**Data in this exercise:**
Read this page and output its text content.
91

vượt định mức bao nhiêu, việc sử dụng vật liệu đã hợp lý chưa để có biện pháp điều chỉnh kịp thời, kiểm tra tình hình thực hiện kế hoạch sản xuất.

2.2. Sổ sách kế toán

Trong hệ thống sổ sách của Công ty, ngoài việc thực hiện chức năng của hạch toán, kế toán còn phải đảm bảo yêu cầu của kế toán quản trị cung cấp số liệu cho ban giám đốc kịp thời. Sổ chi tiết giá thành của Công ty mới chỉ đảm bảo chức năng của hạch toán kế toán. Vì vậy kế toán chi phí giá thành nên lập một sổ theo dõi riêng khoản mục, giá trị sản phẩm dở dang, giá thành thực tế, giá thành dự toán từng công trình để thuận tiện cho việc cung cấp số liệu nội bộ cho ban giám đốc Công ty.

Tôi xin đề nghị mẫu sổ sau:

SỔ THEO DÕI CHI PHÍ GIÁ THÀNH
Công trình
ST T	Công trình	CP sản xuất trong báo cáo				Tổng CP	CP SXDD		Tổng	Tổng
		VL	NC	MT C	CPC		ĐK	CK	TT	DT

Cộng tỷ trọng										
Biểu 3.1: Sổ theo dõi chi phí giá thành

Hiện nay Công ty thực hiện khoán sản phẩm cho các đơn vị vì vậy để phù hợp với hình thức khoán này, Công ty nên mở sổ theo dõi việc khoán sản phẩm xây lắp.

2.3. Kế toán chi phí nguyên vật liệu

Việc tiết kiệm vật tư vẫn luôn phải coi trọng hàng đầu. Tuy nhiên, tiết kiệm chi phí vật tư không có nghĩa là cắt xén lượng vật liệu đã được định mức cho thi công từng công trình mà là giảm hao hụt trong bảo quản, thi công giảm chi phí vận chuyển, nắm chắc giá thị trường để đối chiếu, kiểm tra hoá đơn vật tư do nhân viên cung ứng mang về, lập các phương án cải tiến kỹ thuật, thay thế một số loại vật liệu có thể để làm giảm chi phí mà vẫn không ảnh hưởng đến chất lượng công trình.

**Directions:** All of the entries must be written out exactly as they stand.

**Reply:**
Read this page and output its text content.
91

vượt định mức bao nhiêu, việc sử dụng vật liệu đã hợp lý chưa để có biện pháp điều chỉnh kịp thời, kiểm tra tình hình thực hiện kế hoạch sản xuất.

2.2. Sổ sách kế toán

Trong hệ thống sổ sách của Công ty, ngoài việc thực hiện chức năng của hạch toán, kế toán còn phải đảm bảo yêu cầu của kế toán quản trị cung cấp số liệu cho ban giám đốc kịp thời. Sổ chi tiết giá thành của Công ty mới chỉ đảm bảo chức năng của hạch toán kế toán. Vì vậy kế toán chi phí giá thành nên lập một sổ theo dõi riêng khoản mục, giá trị sản phẩm dở dang, giá thành thực tế, giá thành dự toán từng công trình để thuận tiện cho việc cung cấp số liệu nội bộ cho ban giám đốc Công ty.

Tôi xin đề nghị mẫu sổ sau:

SỔ THEO DÕI CHI PHÍ GIÁ THÀNH
Công trình
ST T	Công trình	CP sản xuất trong báo cáo				Tổng CP	CP SXDD		Tổng	Tổng
		VL	NC	MT C	CPC		ĐK	CK	TT	DT

Cộng tỷ trọng										
Biểu 3.1: Sổ theo dõi chi phí giá thành

Hiện nay Công ty thực hiện khoán sản phẩm cho các đơn vị vì vậy để phù hợp với hình thức khoán này, Công ty nên mở sổ theo dõi việc khoán sản phẩm xây lắp.

2.3. Kế toán chi phí nguyên vật liệu

Việc tiết kiệm vật tư vẫn luôn phải coi trọng hàng đầu. Tuy nhiên, tiết kiệm chi phí vật tư không có nghĩa là cắt xén lượng vật liệu đã được định mức cho thi công từng công trình mà là giảm hao hụt trong bảo quản, thi công giảm chi phí vận chuyển, nắm chắc giá thị trường để đối chiếu, kiểm tra hoá đơn vật tư do nhân viên cung ứng mang về, lập các phương án cải tiến kỹ thuật, thay thế một số loại vật liệu có thể để làm giảm chi phí mà vẫn không ảnh hưởng đến chất lượng công trình.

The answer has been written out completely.